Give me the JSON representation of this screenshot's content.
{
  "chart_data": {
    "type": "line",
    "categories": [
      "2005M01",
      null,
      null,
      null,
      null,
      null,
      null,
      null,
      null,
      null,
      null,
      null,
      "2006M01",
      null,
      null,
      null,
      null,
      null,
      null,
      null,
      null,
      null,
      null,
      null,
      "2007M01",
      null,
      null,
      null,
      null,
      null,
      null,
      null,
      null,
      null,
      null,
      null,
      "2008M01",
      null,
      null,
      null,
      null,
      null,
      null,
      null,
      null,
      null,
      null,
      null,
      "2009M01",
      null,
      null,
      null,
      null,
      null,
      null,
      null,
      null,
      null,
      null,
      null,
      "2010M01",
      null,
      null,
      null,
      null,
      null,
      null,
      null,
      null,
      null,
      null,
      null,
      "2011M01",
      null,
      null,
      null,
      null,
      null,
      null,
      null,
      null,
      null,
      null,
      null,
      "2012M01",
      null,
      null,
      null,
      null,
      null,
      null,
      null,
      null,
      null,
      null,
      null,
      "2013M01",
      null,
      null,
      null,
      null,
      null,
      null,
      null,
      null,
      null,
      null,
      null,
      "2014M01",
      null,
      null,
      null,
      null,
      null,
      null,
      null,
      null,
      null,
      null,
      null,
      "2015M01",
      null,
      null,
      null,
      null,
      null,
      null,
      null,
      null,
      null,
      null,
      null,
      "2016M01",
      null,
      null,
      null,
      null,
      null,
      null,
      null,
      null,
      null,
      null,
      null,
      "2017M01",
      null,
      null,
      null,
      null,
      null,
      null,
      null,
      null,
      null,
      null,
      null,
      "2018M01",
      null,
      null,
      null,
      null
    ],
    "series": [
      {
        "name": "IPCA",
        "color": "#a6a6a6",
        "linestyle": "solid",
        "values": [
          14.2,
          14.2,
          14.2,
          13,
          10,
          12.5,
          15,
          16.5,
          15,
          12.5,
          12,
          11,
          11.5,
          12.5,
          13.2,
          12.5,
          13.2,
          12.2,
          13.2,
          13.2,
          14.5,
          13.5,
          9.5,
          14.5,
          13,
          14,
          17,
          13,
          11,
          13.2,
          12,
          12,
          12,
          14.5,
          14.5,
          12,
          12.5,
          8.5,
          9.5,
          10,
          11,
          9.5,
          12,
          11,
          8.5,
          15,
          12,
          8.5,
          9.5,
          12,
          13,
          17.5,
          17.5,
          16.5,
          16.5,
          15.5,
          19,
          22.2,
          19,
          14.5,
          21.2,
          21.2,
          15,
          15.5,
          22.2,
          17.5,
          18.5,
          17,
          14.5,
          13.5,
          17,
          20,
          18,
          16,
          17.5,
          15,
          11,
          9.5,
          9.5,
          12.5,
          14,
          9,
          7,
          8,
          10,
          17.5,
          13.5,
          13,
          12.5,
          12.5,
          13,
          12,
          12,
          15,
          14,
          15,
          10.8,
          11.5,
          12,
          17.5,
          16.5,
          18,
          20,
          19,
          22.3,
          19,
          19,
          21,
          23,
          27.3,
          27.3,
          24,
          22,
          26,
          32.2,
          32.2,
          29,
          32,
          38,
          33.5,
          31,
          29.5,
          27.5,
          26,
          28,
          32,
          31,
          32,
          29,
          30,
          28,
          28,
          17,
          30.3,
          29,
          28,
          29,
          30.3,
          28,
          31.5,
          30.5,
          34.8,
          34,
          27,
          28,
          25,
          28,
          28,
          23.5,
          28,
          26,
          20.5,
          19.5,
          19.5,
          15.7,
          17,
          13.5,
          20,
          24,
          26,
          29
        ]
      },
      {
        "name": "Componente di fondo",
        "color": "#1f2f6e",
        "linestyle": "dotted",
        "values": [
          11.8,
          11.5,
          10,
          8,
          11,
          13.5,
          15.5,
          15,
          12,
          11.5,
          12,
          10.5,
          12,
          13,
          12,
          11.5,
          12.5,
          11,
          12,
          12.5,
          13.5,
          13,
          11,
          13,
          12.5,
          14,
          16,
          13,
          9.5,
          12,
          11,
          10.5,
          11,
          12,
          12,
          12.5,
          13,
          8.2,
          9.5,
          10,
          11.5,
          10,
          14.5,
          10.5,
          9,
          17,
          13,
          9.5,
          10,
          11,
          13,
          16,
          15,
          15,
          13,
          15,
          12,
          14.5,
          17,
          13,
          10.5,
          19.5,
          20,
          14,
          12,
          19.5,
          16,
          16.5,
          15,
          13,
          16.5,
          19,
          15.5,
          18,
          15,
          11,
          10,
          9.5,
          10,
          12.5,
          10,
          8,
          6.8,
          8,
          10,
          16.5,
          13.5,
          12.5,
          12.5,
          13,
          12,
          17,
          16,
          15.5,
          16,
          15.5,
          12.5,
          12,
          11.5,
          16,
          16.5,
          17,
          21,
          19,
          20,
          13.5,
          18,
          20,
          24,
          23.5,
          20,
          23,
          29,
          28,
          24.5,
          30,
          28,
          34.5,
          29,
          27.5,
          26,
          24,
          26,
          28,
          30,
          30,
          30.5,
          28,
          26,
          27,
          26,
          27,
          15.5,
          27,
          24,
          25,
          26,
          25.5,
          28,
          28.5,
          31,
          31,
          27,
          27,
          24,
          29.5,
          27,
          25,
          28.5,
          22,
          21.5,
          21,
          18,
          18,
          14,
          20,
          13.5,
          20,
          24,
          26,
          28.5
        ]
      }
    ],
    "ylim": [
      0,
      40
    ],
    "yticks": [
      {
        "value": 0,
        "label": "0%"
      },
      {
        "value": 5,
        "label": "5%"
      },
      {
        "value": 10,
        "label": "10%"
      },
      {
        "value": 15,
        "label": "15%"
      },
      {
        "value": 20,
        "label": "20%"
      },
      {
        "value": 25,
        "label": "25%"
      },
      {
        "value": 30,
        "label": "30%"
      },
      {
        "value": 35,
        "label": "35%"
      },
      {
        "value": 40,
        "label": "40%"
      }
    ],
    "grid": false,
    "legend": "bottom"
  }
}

——————

## Task instructions
Check each line above for the word "label", and copy the lines where it appears.

## Response to the exercise
        "label": "0%"
        "label": "5%"
        "label": "10%"
        "label": "15%"
        "label": "20%"
        "label": "25%"
        "label": "30%"
        "label": "35%"
        "label": "40%"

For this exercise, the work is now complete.